Transcript entries for document pages
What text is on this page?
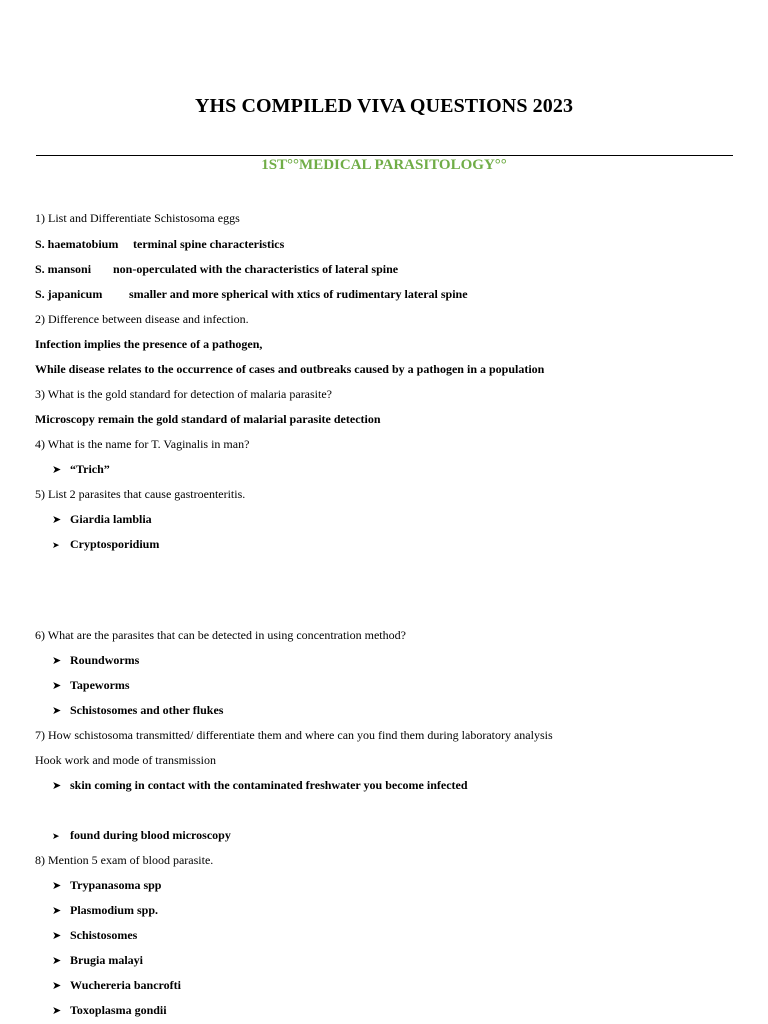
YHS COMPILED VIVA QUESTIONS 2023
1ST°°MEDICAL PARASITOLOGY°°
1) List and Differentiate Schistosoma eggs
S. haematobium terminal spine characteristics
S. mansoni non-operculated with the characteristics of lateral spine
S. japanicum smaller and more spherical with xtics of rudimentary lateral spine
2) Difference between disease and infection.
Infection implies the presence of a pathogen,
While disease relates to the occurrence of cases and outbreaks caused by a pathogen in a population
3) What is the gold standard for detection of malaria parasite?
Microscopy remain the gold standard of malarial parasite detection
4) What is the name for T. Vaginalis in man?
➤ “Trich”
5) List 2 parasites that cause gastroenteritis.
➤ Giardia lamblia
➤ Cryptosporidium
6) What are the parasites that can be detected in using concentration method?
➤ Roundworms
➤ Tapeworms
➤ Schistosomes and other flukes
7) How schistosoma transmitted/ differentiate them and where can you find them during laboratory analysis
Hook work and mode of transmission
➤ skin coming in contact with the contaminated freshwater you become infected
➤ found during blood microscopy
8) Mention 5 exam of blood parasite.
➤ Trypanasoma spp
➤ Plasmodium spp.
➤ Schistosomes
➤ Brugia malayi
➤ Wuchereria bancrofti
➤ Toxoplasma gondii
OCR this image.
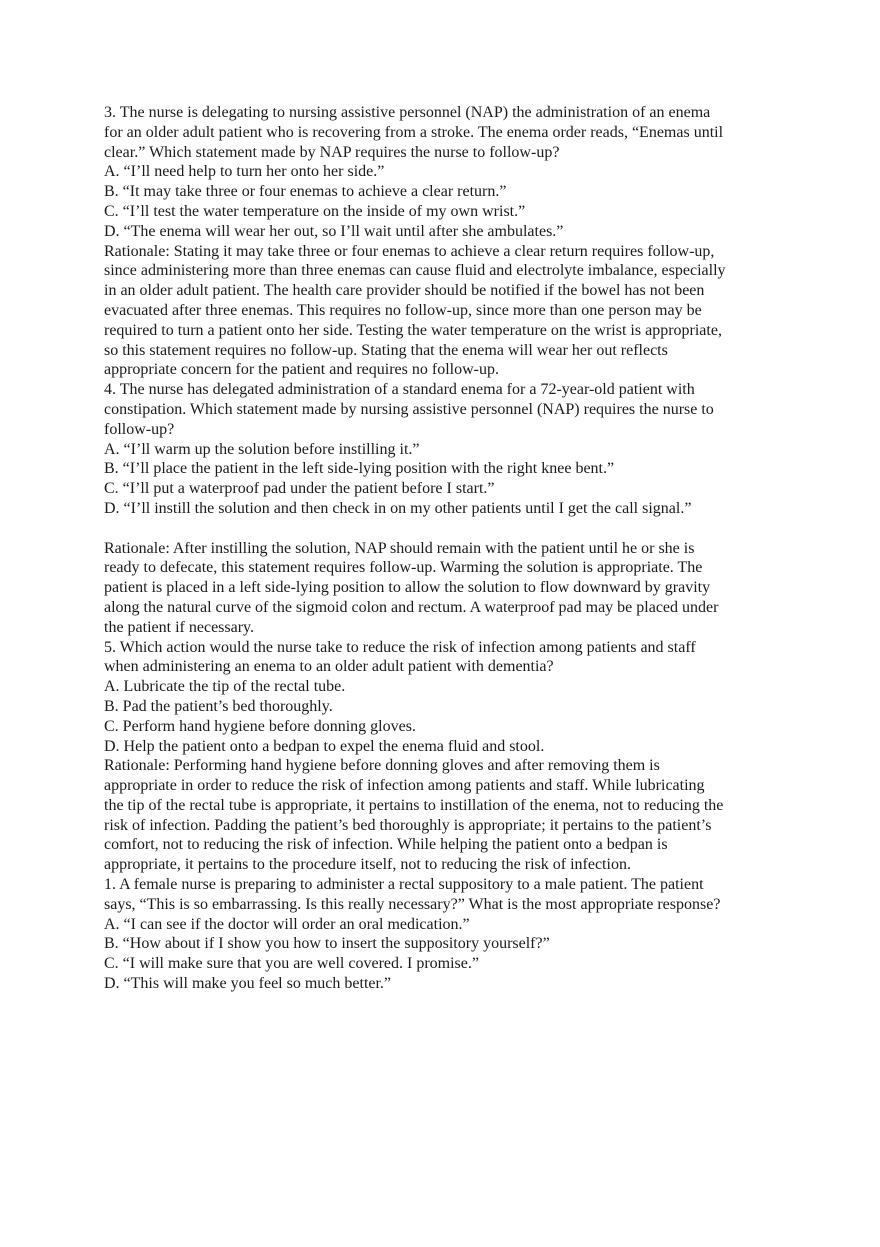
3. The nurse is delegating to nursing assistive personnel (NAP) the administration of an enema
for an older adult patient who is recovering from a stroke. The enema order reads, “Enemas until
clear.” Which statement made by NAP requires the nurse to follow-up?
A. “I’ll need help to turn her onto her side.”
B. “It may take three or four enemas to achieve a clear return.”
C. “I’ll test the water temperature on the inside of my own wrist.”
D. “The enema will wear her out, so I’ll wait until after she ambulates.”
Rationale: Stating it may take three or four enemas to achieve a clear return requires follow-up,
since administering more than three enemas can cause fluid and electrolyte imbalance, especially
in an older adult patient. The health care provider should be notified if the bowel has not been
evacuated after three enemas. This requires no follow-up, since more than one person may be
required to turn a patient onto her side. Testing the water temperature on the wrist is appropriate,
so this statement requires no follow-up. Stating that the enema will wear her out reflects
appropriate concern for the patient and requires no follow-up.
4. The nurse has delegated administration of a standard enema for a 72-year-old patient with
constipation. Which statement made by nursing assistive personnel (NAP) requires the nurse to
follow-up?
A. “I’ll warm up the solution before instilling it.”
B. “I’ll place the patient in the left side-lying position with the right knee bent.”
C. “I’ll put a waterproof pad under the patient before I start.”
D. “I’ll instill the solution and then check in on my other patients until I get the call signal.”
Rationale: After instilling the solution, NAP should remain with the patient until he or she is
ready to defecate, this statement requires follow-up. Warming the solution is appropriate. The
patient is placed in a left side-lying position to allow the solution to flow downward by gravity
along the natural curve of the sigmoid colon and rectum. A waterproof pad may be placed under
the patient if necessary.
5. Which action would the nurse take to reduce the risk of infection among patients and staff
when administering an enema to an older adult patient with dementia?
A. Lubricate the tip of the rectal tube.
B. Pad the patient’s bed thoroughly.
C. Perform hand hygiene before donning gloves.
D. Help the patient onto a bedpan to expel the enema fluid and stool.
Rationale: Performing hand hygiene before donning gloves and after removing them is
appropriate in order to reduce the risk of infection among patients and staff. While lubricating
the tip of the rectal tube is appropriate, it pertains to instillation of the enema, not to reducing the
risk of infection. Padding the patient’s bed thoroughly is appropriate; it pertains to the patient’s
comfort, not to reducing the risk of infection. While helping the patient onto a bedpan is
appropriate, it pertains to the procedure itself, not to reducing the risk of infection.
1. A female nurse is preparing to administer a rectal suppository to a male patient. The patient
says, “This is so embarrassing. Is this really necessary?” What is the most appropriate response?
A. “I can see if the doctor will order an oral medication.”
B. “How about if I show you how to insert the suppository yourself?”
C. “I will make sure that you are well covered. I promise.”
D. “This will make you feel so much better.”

(WORK REQUEST) Pictures are not part of the copy. Return every record exactly.

(SOLUTION FOR THIS PROBLEM)
What text is on this page?
YHS COMPILED VIVA QUESTIONS 2023
1ST°°MEDICAL PARASITOLOGY°°
1) List and Differentiate Schistosoma eggs
S. haematobium terminal spine characteristics
S. mansoni non-operculated with the characteristics of lateral spine
S. japanicum smaller and more spherical with xtics of rudimentary lateral spine
2) Difference between disease and infection.
Infection implies the presence of a pathogen,
While disease relates to the occurrence of cases and outbreaks caused by a pathogen in a population
3) What is the gold standard for detection of malaria parasite?
Microscopy remain the gold standard of malarial parasite detection
4) What is the name for T. Vaginalis in man?
➤ “Trich”
5) List 2 parasites that cause gastroenteritis.
➤ Giardia lamblia
➤ Cryptosporidium
6) What are the parasites that can be detected in using concentration method?
➤ Roundworms
➤ Tapeworms
➤ Schistosomes and other flukes
7) How schistosoma transmitted/ differentiate them and where can you find them during laboratory analysis
Hook work and mode of transmission
➤ skin coming in contact with the contaminated freshwater you become infected
➤ found during blood microscopy
8) Mention 5 exam of blood parasite.
➤ Trypanasoma spp
➤ Plasmodium spp.
➤ Schistosomes
➤ Brugia malayi
➤ Wuchereria bancrofti
➤ Toxoplasma gondii
OCR this image.
3. The nurse is delegating to nursing assistive personnel (NAP) the administration of an enema
for an older adult patient who is recovering from a stroke. The enema order reads, “Enemas until
clear.” Which statement made by NAP requires the nurse to follow-up?
A. “I’ll need help to turn her onto her side.”
B. “It may take three or four enemas to achieve a clear return.”
C. “I’ll test the water temperature on the inside of my own wrist.”
D. “The enema will wear her out, so I’ll wait until after she ambulates.”
Rationale: Stating it may take three or four enemas to achieve a clear return requires follow-up,
since administering more than three enemas can cause fluid and electrolyte imbalance, especially
in an older adult patient. The health care provider should be notified if the bowel has not been
evacuated after three enemas. This requires no follow-up, since more than one person may be
required to turn a patient onto her side. Testing the water temperature on the wrist is appropriate,
so this statement requires no follow-up. Stating that the enema will wear her out reflects
appropriate concern for the patient and requires no follow-up.
4. The nurse has delegated administration of a standard enema for a 72-year-old patient with
constipation. Which statement made by nursing assistive personnel (NAP) requires the nurse to
follow-up?
A. “I’ll warm up the solution before instilling it.”
B. “I’ll place the patient in the left side-lying position with the right knee bent.”
C. “I’ll put a waterproof pad under the patient before I start.”
D. “I’ll instill the solution and then check in on my other patients until I get the call signal.”
Rationale: After instilling the solution, NAP should remain with the patient until he or she is
ready to defecate, this statement requires follow-up. Warming the solution is appropriate. The
patient is placed in a left side-lying position to allow the solution to flow downward by gravity
along the natural curve of the sigmoid colon and rectum. A waterproof pad may be placed under
the patient if necessary.
5. Which action would the nurse take to reduce the risk of infection among patients and staff
when administering an enema to an older adult patient with dementia?
A. Lubricate the tip of the rectal tube.
B. Pad the patient’s bed thoroughly.
C. Perform hand hygiene before donning gloves.
D. Help the patient onto a bedpan to expel the enema fluid and stool.
Rationale: Performing hand hygiene before donning gloves and after removing them is
appropriate in order to reduce the risk of infection among patients and staff. While lubricating
the tip of the rectal tube is appropriate, it pertains to instillation of the enema, not to reducing the
risk of infection. Padding the patient’s bed thoroughly is appropriate; it pertains to the patient’s
comfort, not to reducing the risk of infection. While helping the patient onto a bedpan is
appropriate, it pertains to the procedure itself, not to reducing the risk of infection.
1. A female nurse is preparing to administer a rectal suppository to a male patient. The patient
says, “This is so embarrassing. Is this really necessary?” What is the most appropriate response?
A. “I can see if the doctor will order an oral medication.”
B. “How about if I show you how to insert the suppository yourself?”
C. “I will make sure that you are well covered. I promise.”
D. “This will make you feel so much better.”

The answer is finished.